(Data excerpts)

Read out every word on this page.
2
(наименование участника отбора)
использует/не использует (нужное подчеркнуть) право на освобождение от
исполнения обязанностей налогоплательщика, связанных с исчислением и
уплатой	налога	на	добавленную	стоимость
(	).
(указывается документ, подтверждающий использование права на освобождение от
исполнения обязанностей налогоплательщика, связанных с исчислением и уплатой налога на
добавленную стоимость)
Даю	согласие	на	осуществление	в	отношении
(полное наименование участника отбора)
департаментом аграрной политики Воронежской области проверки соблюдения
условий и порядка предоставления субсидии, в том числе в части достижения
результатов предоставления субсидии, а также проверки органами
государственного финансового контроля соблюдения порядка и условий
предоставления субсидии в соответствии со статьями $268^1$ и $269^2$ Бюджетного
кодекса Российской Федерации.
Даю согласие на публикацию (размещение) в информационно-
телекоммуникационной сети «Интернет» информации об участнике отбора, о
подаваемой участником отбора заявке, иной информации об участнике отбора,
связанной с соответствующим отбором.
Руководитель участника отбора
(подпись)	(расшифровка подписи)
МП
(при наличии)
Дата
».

» Directions for this task
Repeat the records above exactly, leaving none out.

» Solution for this exercise
Read out every word on this page.
2
(наименование участника отбора)
использует/не использует (нужное подчеркнуть) право на освобождение от
исполнения обязанностей налогоплательщика, связанных с исчислением и
уплатой	налога	на	добавленную	стоимость
(	).
(указывается документ, подтверждающий использование права на освобождение от
исполнения обязанностей налогоплательщика, связанных с исчислением и уплатой налога на
добавленную стоимость)
Даю	согласие	на	осуществление	в	отношении
(полное наименование участника отбора)
департаментом аграрной политики Воронежской области проверки соблюдения
условий и порядка предоставления субсидии, в том числе в части достижения
результатов предоставления субсидии, а также проверки органами
государственного финансового контроля соблюдения порядка и условий
предоставления субсидии в соответствии со статьями $268^1$ и $269^2$ Бюджетного
кодекса Российской Федерации.
Даю согласие на публикацию (размещение) в информационно-
телекоммуникационной сети «Интернет» информации об участнике отбора, о
подаваемой участником отбора заявке, иной информации об участнике отбора,
связанной с соответствующим отбором.
Руководитель участника отбора
(подпись)	(расшифровка подписи)
МП
(при наличии)
Дата
».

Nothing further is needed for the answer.